** Problem to work on **
Print the data that follows exactly.

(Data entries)
* * *
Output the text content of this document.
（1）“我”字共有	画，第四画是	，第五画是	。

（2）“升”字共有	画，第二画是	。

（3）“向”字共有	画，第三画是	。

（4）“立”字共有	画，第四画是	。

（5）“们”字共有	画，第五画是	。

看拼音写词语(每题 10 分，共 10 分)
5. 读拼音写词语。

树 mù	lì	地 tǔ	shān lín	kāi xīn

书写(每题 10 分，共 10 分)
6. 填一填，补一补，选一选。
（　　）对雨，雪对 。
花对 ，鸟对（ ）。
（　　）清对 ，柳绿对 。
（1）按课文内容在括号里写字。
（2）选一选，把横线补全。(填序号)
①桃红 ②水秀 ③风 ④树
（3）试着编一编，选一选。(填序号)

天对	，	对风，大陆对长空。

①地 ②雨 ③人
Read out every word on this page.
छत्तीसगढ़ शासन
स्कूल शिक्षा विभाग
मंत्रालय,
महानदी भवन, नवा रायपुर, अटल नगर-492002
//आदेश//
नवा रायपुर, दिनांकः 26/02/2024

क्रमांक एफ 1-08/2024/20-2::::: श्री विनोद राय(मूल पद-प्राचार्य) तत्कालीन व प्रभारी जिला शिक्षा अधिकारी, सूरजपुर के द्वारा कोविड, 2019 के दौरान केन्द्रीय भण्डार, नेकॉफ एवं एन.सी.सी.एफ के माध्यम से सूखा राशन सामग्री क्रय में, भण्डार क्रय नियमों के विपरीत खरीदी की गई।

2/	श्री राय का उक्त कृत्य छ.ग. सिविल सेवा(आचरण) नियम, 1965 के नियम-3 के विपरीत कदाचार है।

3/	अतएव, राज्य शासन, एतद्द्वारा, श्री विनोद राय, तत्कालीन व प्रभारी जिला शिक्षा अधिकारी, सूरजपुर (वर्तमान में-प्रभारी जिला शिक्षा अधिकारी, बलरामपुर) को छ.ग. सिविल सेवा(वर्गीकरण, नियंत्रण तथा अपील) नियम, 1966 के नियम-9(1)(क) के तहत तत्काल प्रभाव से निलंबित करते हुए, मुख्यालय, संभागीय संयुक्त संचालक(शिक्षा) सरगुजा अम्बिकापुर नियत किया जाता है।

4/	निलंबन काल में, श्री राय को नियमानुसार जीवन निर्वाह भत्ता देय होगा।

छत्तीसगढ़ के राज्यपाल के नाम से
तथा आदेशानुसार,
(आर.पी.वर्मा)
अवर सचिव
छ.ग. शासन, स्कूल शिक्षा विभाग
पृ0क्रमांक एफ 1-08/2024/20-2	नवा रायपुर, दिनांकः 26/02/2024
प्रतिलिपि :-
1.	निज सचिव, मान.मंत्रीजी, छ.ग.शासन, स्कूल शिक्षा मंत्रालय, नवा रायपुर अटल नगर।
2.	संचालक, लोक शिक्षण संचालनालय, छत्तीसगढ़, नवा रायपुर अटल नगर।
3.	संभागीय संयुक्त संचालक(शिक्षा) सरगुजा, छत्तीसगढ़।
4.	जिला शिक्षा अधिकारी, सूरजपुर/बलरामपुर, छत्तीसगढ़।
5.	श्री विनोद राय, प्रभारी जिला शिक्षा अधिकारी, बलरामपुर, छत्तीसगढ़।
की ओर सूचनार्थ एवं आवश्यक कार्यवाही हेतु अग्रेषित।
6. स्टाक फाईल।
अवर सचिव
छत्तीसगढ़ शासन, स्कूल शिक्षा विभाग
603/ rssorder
* * *
** Task solution **
Output the text content of this document.
（1）“我”字共有	画，第四画是	，第五画是	。

（2）“升”字共有	画，第二画是	。

（3）“向”字共有	画，第三画是	。

（4）“立”字共有	画，第四画是	。

（5）“们”字共有	画，第五画是	。

看拼音写词语(每题 10 分，共 10 分)
5. 读拼音写词语。

树 mù	lì	地 tǔ	shān lín	kāi xīn

书写(每题 10 分，共 10 分)
6. 填一填，补一补，选一选。
（　　）对雨，雪对 。
花对 ，鸟对（ ）。
（　　）清对 ，柳绿对 。
（1）按课文内容在括号里写字。
（2）选一选，把横线补全。(填序号)
①桃红 ②水秀 ③风 ④树
（3）试着编一编，选一选。(填序号)

天对	，	对风，大陆对长空。

①地 ②雨 ③人
Read out every word on this page.
छत्तीसगढ़ शासन
स्कूल शिक्षा विभाग
मंत्रालय,
महानदी भवन, नवा रायपुर, अटल नगर-492002
//आदेश//
नवा रायपुर, दिनांकः 26/02/2024

क्रमांक एफ 1-08/2024/20-2::::: श्री विनोद राय(मूल पद-प्राचार्य) तत्कालीन व प्रभारी जिला शिक्षा अधिकारी, सूरजपुर के द्वारा कोविड, 2019 के दौरान केन्द्रीय भण्डार, नेकॉफ एवं एन.सी.सी.एफ के माध्यम से सूखा राशन सामग्री क्रय में, भण्डार क्रय नियमों के विपरीत खरीदी की गई।

2/	श्री राय का उक्त कृत्य छ.ग. सिविल सेवा(आचरण) नियम, 1965 के नियम-3 के विपरीत कदाचार है।

3/	अतएव, राज्य शासन, एतद्द्वारा, श्री विनोद राय, तत्कालीन व प्रभारी जिला शिक्षा अधिकारी, सूरजपुर (वर्तमान में-प्रभारी जिला शिक्षा अधिकारी, बलरामपुर) को छ.ग. सिविल सेवा(वर्गीकरण, नियंत्रण तथा अपील) नियम, 1966 के नियम-9(1)(क) के तहत तत्काल प्रभाव से निलंबित करते हुए, मुख्यालय, संभागीय संयुक्त संचालक(शिक्षा) सरगुजा अम्बिकापुर नियत किया जाता है।

4/	निलंबन काल में, श्री राय को नियमानुसार जीवन निर्वाह भत्ता देय होगा।

छत्तीसगढ़ के राज्यपाल के नाम से
तथा आदेशानुसार,
(आर.पी.वर्मा)
अवर सचिव
छ.ग. शासन, स्कूल शिक्षा विभाग
पृ0क्रमांक एफ 1-08/2024/20-2	नवा रायपुर, दिनांकः 26/02/2024
प्रतिलिपि :-
1.	निज सचिव, मान.मंत्रीजी, छ.ग.शासन, स्कूल शिक्षा मंत्रालय, नवा रायपुर अटल नगर।
2.	संचालक, लोक शिक्षण संचालनालय, छत्तीसगढ़, नवा रायपुर अटल नगर।
3.	संभागीय संयुक्त संचालक(शिक्षा) सरगुजा, छत्तीसगढ़।
4.	जिला शिक्षा अधिकारी, सूरजपुर/बलरामपुर, छत्तीसगढ़।
5.	श्री विनोद राय, प्रभारी जिला शिक्षा अधिकारी, बलरामपुर, छत्तीसगढ़।
की ओर सूचनार्थ एवं आवश्यक कार्यवाही हेतु अग्रेषित।
6. स्टाक फाईल।
अवर सचिव
छत्तीसगढ़ शासन, स्कूल शिक्षा विभाग
603/ rssorder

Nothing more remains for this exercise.